>>>>

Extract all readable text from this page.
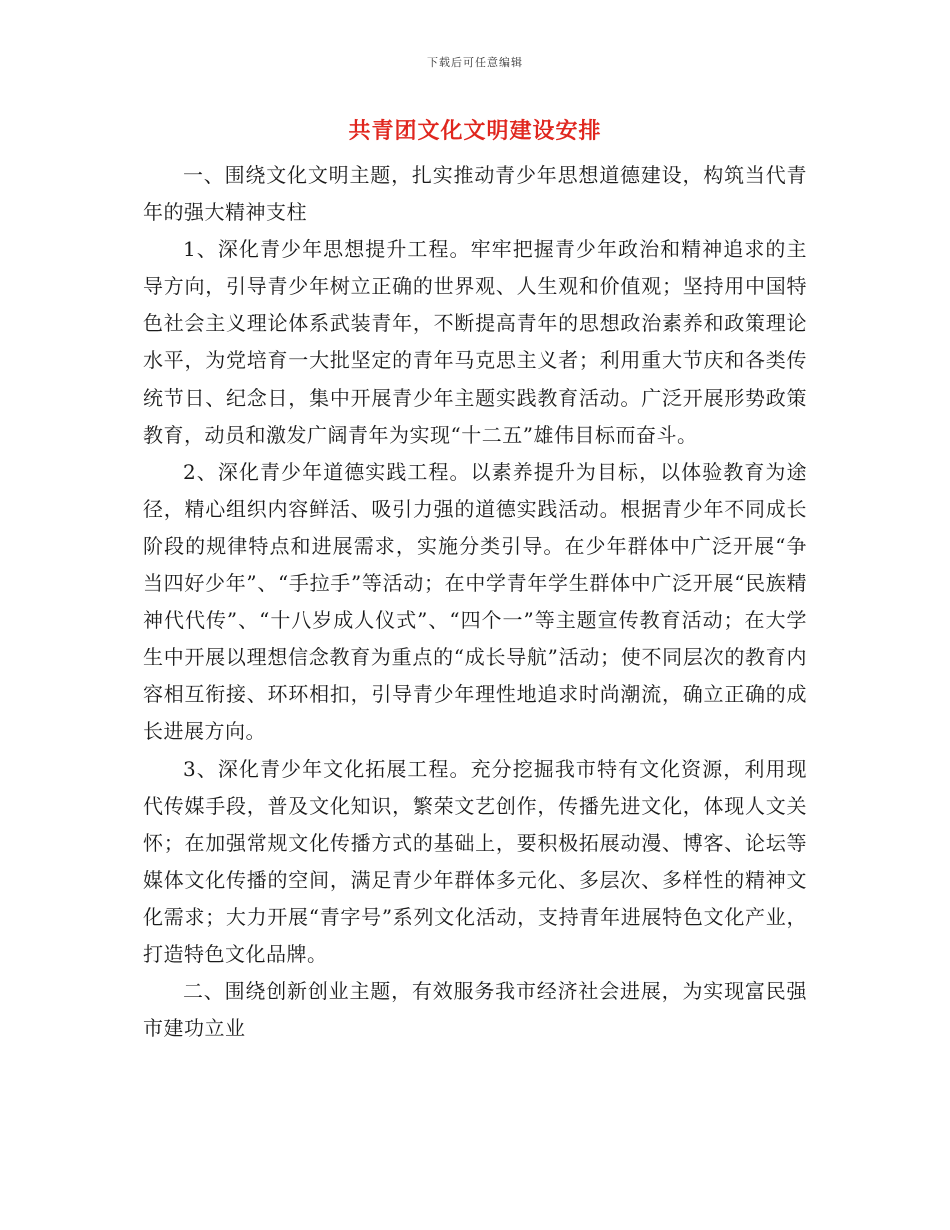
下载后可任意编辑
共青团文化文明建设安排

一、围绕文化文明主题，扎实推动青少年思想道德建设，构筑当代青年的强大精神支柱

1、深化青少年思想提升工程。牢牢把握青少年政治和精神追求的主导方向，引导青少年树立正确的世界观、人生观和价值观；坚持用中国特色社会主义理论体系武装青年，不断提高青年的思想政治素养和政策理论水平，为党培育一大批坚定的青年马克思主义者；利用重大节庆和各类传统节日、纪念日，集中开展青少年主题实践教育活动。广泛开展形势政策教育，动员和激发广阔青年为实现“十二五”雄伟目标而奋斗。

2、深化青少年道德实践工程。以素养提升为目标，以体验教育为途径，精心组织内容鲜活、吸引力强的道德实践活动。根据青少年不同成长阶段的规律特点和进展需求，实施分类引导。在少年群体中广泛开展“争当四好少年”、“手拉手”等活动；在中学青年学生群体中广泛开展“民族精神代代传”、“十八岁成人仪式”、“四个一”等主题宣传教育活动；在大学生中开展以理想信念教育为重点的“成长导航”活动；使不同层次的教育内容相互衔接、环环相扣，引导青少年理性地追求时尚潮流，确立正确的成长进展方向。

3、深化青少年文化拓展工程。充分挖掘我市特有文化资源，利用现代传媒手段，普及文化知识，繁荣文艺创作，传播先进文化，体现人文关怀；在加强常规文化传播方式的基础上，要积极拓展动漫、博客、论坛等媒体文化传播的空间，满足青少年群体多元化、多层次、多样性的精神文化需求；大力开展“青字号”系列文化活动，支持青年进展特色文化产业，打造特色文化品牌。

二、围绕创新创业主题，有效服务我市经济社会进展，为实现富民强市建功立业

<<<<

> Task instructions
Return the material exactly as given, apart from the pictures.

> Complete answer
Extract all readable text from this page.
下载后可任意编辑
共青团文化文明建设安排

一、围绕文化文明主题，扎实推动青少年思想道德建设，构筑当代青年的强大精神支柱

1、深化青少年思想提升工程。牢牢把握青少年政治和精神追求的主导方向，引导青少年树立正确的世界观、人生观和价值观；坚持用中国特色社会主义理论体系武装青年，不断提高青年的思想政治素养和政策理论水平，为党培育一大批坚定的青年马克思主义者；利用重大节庆和各类传统节日、纪念日，集中开展青少年主题实践教育活动。广泛开展形势政策教育，动员和激发广阔青年为实现“十二五”雄伟目标而奋斗。

2、深化青少年道德实践工程。以素养提升为目标，以体验教育为途径，精心组织内容鲜活、吸引力强的道德实践活动。根据青少年不同成长阶段的规律特点和进展需求，实施分类引导。在少年群体中广泛开展“争当四好少年”、“手拉手”等活动；在中学青年学生群体中广泛开展“民族精神代代传”、“十八岁成人仪式”、“四个一”等主题宣传教育活动；在大学生中开展以理想信念教育为重点的“成长导航”活动；使不同层次的教育内容相互衔接、环环相扣，引导青少年理性地追求时尚潮流，确立正确的成长进展方向。

3、深化青少年文化拓展工程。充分挖掘我市特有文化资源，利用现代传媒手段，普及文化知识，繁荣文艺创作，传播先进文化，体现人文关怀；在加强常规文化传播方式的基础上，要积极拓展动漫、博客、论坛等媒体文化传播的空间，满足青少年群体多元化、多层次、多样性的精神文化需求；大力开展“青字号”系列文化活动，支持青年进展特色文化产业，打造特色文化品牌。

二、围绕创新创业主题，有效服务我市经济社会进展，为实现富民强市建功立业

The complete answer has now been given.